ANWEISUNGEN
(a) Übernimm aus dem Text über Togo wörtlich den Abschnitt, der mit den Worten „Für Folikoue ist“ beginnt und nach „jedoch nicht angerechnet.“ endet.
(b) Welche Personen werden im Text über Togo namentlich erwähnt? Zähle alle auf.
(c) Wie stark sind die Gefängnisse des Landes laut dem Text über Togo derzeit belegt?

DOKUMENTTEXT
——————————

Für Professor Roger Folikoue von der Universität Lomé, der politische Philosophie und Rechtsphilosophie unterrichtet, ist das Kalkül. Armut werde vom Staat als Waffe genutzt. "Man lässt die Bevölkerung in Armut leben, damit man sie besser dominieren kann. Denn wer die Armut überwinden will, muss mit dem System kollaborieren."
Für Folikoue ist das einer der Gründe, weshalb die Familie Gnassingbé seit 1967 im Land herrscht. Damit ist Togo das einzige Land Westafrikas, das noch eine Familiendiktatur hat. Gnassingbés Vater, Eyadéma, kam 1967 durch einen Staatsstreich an die Macht und regierte das Land bis zu seinem Tod im Jahr 2005. Weder die kurze Übergangsregierung unter Joseph Kokou Koffigoh Anfang der 1990er Jahre noch die Einführung des Mehrparteiensystems änderten etwas an der Vormachtstellung der Gnassingbés.
In einer von starken Unruhen begleiteten Wahl übernahm 2005 Eyadémas Sohn Faure die Macht in Togo. 2010 und 2015 wurde er jeweils wiedergewählt. Zwar wurde nach andauernden Protesten die Amtszeit des Präsidenten durch eine Verfassungsänderung im Mai 2019 auf zwei Mandate begrenzt. Frühere Mandate werden jedoch nicht angerechnet.
Menschenrechtler: Straffreiheit muss beendet werden
Die politische Macht der Gnassingbés habe bisher außerdem auf Gewalt basiert, sagt der Philosoph Folikoue. Berichte von Amnesty International bestätigen das: Allein seit der letzten Wahl 2015 seien mindestens 25 Menschen bei Demonstrationen ums Leben gekommen. Die Gefängnisse des Landes seien derzeit zu 186 Prozent belegt. Aimé Adi, Landesdirektor von Amnesty in Togo, fordert ein Umdenken bei den Sicherheitsbehörden. "Natürlich schießen nicht alle Soldaten und Polizisten auf Demonstranten, nein. Das ist eine Minderheit. Aber jene, die das machen, müssen zur Verantwortung gezogen werden".
Die Kultur der Straffreiheit bei Polizei und Militär sorge dafür, dass das System in dieser Form erhalten bleibe, sagt Folikoue: "Jene, die die Menschenrechte verletzen, wirtschaftliche Vereinbarungen sowie das Wohlergehen des Volkes, werden geschützt."
Jean-Pierre Fabre, der ewige Herausforderer
Unfaires Verhalten im Wahlkampf hat Anfang der Woche Jean-Pierre Fabre (67), der bekannteste Oppositionskandidat, kritisiert. Vor Journalisten und Parteianhängern spricht er über "gewaltsame Angriffe durch die Regierungspartei" während des Wahlkampfes. In Sotouboua, im Norden des Landes, wo viele Menschen Gnassingbé unterstützen, hätten ihm Anhänger der Regierungspartei zu verstehen gegeben, er habe dort nichts verloren. Schwere Ausschreitungen hat es Beobachtern zufolge bisher aber nicht gegeben.

——————————

VORLIEGENDE EINTRÄGE
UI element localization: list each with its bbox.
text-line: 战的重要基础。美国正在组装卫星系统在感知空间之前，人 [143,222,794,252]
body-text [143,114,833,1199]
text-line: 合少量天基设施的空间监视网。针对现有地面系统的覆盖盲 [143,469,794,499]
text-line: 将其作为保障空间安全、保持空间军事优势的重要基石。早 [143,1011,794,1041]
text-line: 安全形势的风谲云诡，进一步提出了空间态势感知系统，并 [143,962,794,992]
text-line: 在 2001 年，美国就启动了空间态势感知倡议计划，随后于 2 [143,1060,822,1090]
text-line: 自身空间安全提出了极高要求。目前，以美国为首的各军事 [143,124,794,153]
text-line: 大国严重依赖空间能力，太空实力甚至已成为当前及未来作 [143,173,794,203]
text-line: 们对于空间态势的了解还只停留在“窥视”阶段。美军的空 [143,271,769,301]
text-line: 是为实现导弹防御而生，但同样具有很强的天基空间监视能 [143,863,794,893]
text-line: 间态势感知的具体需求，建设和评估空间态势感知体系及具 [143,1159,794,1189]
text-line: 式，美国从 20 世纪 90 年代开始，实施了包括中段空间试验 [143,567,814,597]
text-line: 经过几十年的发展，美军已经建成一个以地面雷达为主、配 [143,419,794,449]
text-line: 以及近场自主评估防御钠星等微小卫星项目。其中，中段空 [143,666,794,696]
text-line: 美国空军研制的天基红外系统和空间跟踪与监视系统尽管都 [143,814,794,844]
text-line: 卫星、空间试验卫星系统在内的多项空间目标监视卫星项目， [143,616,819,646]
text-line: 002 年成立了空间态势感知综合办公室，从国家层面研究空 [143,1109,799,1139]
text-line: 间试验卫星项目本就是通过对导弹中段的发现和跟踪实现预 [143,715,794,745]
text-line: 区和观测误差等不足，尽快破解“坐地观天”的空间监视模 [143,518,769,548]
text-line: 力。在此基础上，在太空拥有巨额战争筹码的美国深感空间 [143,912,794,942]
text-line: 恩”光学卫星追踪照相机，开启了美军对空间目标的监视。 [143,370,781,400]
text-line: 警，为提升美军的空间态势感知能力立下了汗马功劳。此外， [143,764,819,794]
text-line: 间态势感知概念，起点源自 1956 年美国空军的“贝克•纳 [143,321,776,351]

——————————

LÖSUNGEN
(a)
Für Folikoue ist das einer der Gründe, weshalb die Familie Gnassingbé seit 1967 im Land herrscht. Damit ist Togo das einzige Land Westafrikas, das noch eine Familiendiktatur hat. Gnassingbés Vater, Eyadéma, kam 1967 durch einen Staatsstreich an die Macht und regierte das Land bis zu seinem Tod im Jahr 2005. Weder die kurze Übergangsregierung unter Joseph Kokou Koffigoh Anfang der 1990er Jahre noch die Einführung des Mehrparteiensystems änderten etwas an der Vormachtstellung der Gnassingbés.
In einer von starken Unruhen begleiteten Wahl übernahm 2005 Eyadémas Sohn Faure die Macht in Togo. 2010 und 2015 wurde er jeweils wiedergewählt. Zwar wurde nach andauernden Protesten die Amtszeit des Präsidenten durch eine Verfassungsänderung im Mai 2019 auf zwei Mandate begrenzt. Frühere Mandate werden jedoch nicht angerechnet.

(b) Roger Folikoue, Eyadéma Gnassingbé, Joseph Kokou Koffigoh, Faure Gnassingbé, Aimé Adi, Jean-Pierre Fabre

(c) Zu 186 Prozent.